> TASK DESCRIPTION
Retype each record below word for word, pictures excluded.

(Stored items)

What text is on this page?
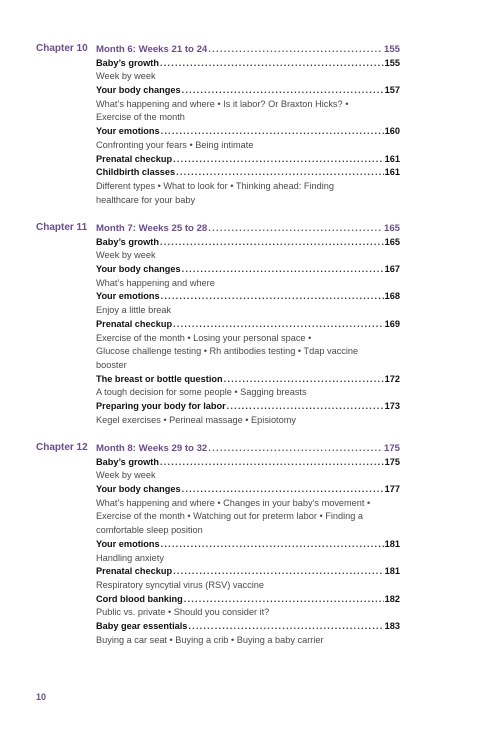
Chapter 10 Month 6: Weeks 21 to 24 .....	155
Baby’s growth .....	155
Week by week
Your body changes .....	157
What’s happening and where • Is it labor? Or Braxton Hicks? •
Exercise of the month
Your emotions .....	160
Confronting your fears • Being intimate
Prenatal checkup .....	161
Childbirth classes .....	161
Different types • What to look for • Thinking ahead: Finding
healthcare for your baby
Chapter 11 Month 7: Weeks 25 to 28 .....	165
Baby’s growth .....	165
Week by week
Your body changes .....	167
What’s happening and where
Your emotions .....	168
Enjoy a little break
Prenatal checkup .....	169
Exercise of the month • Losing your personal space •
Glucose challenge testing • Rh antibodies testing • Tdap vaccine
booster
The breast or bottle question .....	172
A tough decision for some people • Sagging breasts
Preparing your body for labor .....	173
Kegel exercises • Perineal massage • Episiotomy
Chapter 12 Month 8: Weeks 29 to 32 .....	175
Baby’s growth .....	175
Week by week
Your body changes .....	177
What’s happening and where • Changes in your baby’s movement •
Exercise of the month • Watching out for preterm labor • Finding a
comfortable sleep position
Your emotions .....	181
Handling anxiety
Prenatal checkup .....	181
Respiratory syncytial virus (RSV) vaccine
Cord blood banking .....	182
Public vs. private • Should you consider it?
Baby gear essentials .....	183
Buying a car seat • Buying a crib • Buying a baby carrier
10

> ANSWER SECTION
What text is on this page?
Chapter 10 Month 6: Weeks 21 to 24 .....	155
Baby’s growth .....	155
Week by week
Your body changes .....	157
What’s happening and where • Is it labor? Or Braxton Hicks? •
Exercise of the month
Your emotions .....	160
Confronting your fears • Being intimate
Prenatal checkup .....	161
Childbirth classes .....	161
Different types • What to look for • Thinking ahead: Finding
healthcare for your baby
Chapter 11 Month 7: Weeks 25 to 28 .....	165
Baby’s growth .....	165
Week by week
Your body changes .....	167
What’s happening and where
Your emotions .....	168
Enjoy a little break
Prenatal checkup .....	169
Exercise of the month • Losing your personal space •
Glucose challenge testing • Rh antibodies testing • Tdap vaccine
booster
The breast or bottle question .....	172
A tough decision for some people • Sagging breasts
Preparing your body for labor .....	173
Kegel exercises • Perineal massage • Episiotomy
Chapter 12 Month 8: Weeks 29 to 32 .....	175
Baby’s growth .....	175
Week by week
Your body changes .....	177
What’s happening and where • Changes in your baby’s movement •
Exercise of the month • Watching out for preterm labor • Finding a
comfortable sleep position
Your emotions .....	181
Handling anxiety
Prenatal checkup .....	181
Respiratory syncytial virus (RSV) vaccine
Cord blood banking .....	182
Public vs. private • Should you consider it?
Baby gear essentials .....	183
Buying a car seat • Buying a crib • Buying a baby carrier
10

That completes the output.